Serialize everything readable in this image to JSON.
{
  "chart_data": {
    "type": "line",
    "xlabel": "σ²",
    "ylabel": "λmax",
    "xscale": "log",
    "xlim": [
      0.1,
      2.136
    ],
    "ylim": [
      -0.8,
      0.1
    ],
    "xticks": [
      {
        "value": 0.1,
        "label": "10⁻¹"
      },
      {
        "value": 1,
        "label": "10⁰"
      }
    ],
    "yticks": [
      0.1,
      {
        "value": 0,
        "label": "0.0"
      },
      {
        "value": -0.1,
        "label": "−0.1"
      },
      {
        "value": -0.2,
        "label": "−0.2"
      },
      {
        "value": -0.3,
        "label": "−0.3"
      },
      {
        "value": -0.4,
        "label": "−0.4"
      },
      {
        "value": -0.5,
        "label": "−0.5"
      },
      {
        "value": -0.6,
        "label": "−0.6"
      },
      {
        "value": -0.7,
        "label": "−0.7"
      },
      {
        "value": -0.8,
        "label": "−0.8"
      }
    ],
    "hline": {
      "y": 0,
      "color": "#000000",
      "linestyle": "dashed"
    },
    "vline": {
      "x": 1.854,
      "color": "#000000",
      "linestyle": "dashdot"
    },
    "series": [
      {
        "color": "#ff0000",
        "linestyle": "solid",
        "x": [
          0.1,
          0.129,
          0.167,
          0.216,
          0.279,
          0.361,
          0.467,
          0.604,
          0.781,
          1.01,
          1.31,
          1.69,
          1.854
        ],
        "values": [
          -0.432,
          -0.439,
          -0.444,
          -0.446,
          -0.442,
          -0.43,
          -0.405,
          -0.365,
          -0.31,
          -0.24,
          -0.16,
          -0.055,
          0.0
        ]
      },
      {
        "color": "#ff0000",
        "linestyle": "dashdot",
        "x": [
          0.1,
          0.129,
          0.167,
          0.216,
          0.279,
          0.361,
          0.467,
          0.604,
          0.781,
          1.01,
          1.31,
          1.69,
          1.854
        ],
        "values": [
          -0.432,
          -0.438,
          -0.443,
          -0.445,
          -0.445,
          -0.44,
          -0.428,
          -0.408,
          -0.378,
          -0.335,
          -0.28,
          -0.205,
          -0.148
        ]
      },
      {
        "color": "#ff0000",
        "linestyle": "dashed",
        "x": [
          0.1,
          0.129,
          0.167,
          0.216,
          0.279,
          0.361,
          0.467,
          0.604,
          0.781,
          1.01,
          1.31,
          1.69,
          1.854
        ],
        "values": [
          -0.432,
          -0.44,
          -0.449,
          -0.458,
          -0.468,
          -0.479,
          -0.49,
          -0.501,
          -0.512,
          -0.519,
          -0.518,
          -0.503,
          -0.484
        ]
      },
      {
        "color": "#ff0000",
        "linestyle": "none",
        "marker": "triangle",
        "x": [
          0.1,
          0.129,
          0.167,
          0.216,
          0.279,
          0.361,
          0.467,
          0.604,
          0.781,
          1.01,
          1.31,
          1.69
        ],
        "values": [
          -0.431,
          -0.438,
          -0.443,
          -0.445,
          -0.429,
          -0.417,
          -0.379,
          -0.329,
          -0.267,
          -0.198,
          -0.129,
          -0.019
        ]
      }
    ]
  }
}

....

Exercise objective
Repeat the material in full, exactly as it stands.

Final result
Serialize everything readable in this image to JSON.
{
  "chart_data": {
    "type": "line",
    "xlabel": "σ²",
    "ylabel": "λmax",
    "xscale": "log",
    "xlim": [
      0.1,
      2.136
    ],
    "ylim": [
      -0.8,
      0.1
    ],
    "xticks": [
      {
        "value": 0.1,
        "label": "10⁻¹"
      },
      {
        "value": 1,
        "label": "10⁰"
      }
    ],
    "yticks": [
      0.1,
      {
        "value": 0,
        "label": "0.0"
      },
      {
        "value": -0.1,
        "label": "−0.1"
      },
      {
        "value": -0.2,
        "label": "−0.2"
      },
      {
        "value": -0.3,
        "label": "−0.3"
      },
      {
        "value": -0.4,
        "label": "−0.4"
      },
      {
        "value": -0.5,
        "label": "−0.5"
      },
      {
        "value": -0.6,
        "label": "−0.6"
      },
      {
        "value": -0.7,
        "label": "−0.7"
      },
      {
        "value": -0.8,
        "label": "−0.8"
      }
    ],
    "hline": {
      "y": 0,
      "color": "#000000",
      "linestyle": "dashed"
    },
    "vline": {
      "x": 1.854,
      "color": "#000000",
      "linestyle": "dashdot"
    },
    "series": [
      {
        "color": "#ff0000",
        "linestyle": "solid",
        "x": [
          0.1,
          0.129,
          0.167,
          0.216,
          0.279,
          0.361,
          0.467,
          0.604,
          0.781,
          1.01,
          1.31,
          1.69,
          1.854
        ],
        "values": [
          -0.432,
          -0.439,
          -0.444,
          -0.446,
          -0.442,
          -0.43,
          -0.405,
          -0.365,
          -0.31,
          -0.24,
          -0.16,
          -0.055,
          0.0
        ]
      },
      {
        "color": "#ff0000",
        "linestyle": "dashdot",
        "x": [
          0.1,
          0.129,
          0.167,
          0.216,
          0.279,
          0.361,
          0.467,
          0.604,
          0.781,
          1.01,
          1.31,
          1.69,
          1.854
        ],
        "values": [
          -0.432,
          -0.438,
          -0.443,
          -0.445,
          -0.445,
          -0.44,
          -0.428,
          -0.408,
          -0.378,
          -0.335,
          -0.28,
          -0.205,
          -0.148
        ]
      },
      {
        "color": "#ff0000",
        "linestyle": "dashed",
        "x": [
          0.1,
          0.129,
          0.167,
          0.216,
          0.279,
          0.361,
          0.467,
          0.604,
          0.781,
          1.01,
          1.31,
          1.69,
          1.854
        ],
        "values": [
          -0.432,
          -0.44,
          -0.449,
          -0.458,
          -0.468,
          -0.479,
          -0.49,
          -0.501,
          -0.512,
          -0.519,
          -0.518,
          -0.503,
          -0.484
        ]
      },
      {
        "color": "#ff0000",
        "linestyle": "none",
        "marker": "triangle",
        "x": [
          0.1,
          0.129,
          0.167,
          0.216,
          0.279,
          0.361,
          0.467,
          0.604,
          0.781,
          1.01,
          1.31,
          1.69
        ],
        "values": [
          -0.431,
          -0.438,
          -0.443,
          -0.445,
          -0.429,
          -0.417,
          -0.379,
          -0.329,
          -0.267,
          -0.198,
          -0.129,
          -0.019
        ]
      }
    ]
  }
}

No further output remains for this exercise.